Source data:
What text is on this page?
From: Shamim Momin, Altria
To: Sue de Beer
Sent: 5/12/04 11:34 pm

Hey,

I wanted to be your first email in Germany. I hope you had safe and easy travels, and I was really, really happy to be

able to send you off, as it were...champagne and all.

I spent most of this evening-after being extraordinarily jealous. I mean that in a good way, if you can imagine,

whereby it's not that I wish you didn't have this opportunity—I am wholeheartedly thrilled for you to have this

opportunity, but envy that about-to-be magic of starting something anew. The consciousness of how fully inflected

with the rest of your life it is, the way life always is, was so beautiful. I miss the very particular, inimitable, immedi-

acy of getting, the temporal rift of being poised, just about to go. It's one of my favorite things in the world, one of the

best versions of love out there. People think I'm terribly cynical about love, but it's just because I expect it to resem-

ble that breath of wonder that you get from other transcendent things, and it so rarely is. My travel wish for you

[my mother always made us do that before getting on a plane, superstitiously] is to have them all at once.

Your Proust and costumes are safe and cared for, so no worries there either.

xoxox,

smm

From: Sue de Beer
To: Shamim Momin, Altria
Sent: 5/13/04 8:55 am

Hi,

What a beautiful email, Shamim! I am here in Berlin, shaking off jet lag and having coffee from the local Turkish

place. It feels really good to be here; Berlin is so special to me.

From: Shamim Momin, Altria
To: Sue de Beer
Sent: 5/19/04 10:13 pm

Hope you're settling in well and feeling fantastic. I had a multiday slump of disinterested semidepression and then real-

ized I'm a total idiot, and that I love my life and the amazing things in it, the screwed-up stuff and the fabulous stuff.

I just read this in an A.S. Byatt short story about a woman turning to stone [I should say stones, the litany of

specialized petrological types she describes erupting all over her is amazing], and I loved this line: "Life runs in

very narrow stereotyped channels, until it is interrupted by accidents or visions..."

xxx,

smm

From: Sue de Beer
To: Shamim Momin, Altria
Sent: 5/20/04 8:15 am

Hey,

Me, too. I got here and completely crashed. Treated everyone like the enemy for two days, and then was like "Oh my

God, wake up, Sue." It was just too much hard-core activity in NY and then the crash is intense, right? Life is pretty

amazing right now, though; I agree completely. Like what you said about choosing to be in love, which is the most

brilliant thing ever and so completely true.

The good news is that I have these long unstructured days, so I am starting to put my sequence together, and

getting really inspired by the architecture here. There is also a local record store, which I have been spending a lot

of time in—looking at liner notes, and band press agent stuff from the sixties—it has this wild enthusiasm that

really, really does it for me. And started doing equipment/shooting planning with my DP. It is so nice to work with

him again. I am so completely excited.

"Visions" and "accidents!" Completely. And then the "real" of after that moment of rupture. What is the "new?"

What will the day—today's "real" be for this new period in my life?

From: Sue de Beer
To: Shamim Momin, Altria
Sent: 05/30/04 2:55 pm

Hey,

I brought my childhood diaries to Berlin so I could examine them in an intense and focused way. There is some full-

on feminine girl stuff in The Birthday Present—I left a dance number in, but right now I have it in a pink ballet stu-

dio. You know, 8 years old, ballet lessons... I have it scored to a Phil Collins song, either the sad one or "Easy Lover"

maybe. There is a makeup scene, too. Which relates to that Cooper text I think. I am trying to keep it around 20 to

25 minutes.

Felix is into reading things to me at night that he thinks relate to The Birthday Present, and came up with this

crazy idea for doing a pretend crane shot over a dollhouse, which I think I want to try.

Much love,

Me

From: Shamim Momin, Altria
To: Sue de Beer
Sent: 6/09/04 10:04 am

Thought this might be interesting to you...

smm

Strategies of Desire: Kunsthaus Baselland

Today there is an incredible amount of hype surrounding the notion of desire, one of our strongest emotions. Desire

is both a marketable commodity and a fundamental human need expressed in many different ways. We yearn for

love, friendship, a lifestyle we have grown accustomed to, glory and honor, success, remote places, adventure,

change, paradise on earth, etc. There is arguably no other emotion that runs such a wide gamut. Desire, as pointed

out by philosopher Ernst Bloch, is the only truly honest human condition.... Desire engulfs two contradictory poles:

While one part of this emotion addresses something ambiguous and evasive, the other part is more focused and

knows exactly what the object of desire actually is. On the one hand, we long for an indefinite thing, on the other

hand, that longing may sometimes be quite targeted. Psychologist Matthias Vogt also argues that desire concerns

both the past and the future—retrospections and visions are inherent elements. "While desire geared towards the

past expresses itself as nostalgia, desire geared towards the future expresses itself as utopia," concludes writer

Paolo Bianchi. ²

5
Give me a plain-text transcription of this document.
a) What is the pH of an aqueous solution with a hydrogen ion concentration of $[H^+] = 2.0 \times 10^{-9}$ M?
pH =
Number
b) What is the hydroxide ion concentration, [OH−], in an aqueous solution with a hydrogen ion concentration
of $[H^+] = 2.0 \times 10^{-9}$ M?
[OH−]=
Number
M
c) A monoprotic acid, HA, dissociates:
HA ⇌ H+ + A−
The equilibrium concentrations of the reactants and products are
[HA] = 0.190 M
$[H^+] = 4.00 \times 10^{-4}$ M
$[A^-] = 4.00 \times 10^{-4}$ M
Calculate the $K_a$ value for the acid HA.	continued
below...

Written exercise:
Write out every line of the listing that holds the word "hand".

Solution:
knows exactly what the object of desire actually is. On the one hand, we long for an indefinite thing, on the other
hand, that longing may sometimes be quite targeted. Psychologist Matthias Vogt also argues that desire concerns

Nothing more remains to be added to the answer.